» EXERCISE REQUIREMENTS: Scan the lines below for the string "value" and copy every one that has it.

» MATERIAL SHOWN:
**********

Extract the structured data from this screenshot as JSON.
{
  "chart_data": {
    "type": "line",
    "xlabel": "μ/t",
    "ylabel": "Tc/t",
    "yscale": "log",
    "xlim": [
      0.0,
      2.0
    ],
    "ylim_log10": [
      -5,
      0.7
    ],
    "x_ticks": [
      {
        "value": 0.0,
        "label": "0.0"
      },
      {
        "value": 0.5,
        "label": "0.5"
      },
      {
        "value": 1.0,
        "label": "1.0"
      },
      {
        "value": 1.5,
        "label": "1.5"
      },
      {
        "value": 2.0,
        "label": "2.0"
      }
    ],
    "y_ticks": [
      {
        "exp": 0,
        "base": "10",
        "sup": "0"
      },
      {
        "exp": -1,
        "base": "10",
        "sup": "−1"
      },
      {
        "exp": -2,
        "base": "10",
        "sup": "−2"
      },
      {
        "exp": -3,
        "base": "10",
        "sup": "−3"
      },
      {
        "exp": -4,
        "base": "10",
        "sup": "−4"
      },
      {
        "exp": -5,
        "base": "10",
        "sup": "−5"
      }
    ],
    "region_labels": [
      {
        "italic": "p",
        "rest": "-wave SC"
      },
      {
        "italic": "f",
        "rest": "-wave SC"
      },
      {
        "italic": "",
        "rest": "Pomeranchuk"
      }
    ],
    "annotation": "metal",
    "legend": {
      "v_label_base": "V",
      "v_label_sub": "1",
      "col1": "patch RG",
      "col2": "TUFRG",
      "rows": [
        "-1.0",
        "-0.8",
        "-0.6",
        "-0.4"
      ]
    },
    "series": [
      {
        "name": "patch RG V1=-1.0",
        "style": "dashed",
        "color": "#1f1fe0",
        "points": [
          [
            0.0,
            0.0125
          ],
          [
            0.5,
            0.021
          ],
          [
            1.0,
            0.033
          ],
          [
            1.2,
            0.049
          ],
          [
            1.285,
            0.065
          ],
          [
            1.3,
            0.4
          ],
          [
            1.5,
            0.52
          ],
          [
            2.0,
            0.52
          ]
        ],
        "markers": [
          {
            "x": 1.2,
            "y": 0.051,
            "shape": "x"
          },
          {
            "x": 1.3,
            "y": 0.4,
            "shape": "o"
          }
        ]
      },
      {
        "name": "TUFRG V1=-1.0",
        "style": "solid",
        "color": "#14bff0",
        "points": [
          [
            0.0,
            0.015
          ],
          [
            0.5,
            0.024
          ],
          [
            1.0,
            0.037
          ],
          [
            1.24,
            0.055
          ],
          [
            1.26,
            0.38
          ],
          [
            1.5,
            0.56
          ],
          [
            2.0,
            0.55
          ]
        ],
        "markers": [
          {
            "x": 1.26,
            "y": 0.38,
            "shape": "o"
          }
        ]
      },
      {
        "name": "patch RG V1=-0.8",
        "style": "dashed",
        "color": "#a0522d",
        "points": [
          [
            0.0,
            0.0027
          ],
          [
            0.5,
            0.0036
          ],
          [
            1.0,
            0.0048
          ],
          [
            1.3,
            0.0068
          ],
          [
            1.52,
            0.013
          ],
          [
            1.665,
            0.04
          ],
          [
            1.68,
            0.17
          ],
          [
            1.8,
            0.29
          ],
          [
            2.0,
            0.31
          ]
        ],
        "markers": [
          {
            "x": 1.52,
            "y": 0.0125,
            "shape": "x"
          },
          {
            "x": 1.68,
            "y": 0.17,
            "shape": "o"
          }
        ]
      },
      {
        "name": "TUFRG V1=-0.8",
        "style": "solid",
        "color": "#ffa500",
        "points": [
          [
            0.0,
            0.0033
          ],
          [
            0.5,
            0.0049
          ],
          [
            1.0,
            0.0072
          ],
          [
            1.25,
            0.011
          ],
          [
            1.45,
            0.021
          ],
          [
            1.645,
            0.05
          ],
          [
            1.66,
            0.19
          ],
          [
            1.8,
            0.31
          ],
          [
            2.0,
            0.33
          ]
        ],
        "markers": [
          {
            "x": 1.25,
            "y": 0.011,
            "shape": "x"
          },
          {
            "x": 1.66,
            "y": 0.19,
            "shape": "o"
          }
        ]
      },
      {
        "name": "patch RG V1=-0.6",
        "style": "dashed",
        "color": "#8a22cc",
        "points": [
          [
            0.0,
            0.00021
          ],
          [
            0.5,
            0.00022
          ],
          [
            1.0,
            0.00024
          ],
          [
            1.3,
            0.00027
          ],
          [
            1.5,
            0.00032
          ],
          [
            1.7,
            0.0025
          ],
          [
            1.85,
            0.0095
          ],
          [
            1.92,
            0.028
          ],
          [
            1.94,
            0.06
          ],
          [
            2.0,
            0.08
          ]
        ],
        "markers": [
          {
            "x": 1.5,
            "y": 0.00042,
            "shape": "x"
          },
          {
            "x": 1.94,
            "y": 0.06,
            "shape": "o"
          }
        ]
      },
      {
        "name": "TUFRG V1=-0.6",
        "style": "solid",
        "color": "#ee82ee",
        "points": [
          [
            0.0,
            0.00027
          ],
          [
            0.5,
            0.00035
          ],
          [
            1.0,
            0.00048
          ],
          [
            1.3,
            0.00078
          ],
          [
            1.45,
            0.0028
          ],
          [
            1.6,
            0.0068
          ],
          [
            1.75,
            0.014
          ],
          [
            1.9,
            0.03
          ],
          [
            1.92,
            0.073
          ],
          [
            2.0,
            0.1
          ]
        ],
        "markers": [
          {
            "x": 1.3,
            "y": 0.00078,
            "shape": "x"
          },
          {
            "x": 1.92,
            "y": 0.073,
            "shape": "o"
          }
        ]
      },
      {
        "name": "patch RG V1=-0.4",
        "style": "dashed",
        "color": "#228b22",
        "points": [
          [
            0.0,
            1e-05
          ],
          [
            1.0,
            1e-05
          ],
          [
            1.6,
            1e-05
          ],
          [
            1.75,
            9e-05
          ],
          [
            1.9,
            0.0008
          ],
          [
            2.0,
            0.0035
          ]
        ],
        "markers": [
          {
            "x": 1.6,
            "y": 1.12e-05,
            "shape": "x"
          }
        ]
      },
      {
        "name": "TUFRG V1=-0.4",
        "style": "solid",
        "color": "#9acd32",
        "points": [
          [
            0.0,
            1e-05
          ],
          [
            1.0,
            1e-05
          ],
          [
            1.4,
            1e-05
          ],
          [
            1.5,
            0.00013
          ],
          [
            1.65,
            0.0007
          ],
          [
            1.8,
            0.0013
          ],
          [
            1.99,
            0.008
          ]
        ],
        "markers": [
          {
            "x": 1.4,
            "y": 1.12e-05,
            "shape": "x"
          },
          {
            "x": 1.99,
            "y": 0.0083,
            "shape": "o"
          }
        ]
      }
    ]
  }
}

**********

» WRITTEN ANSWER:
        "value": 0.0,
        "value": 0.5,
        "value": 1.0,
        "value": 1.5,
        "value": 2.0,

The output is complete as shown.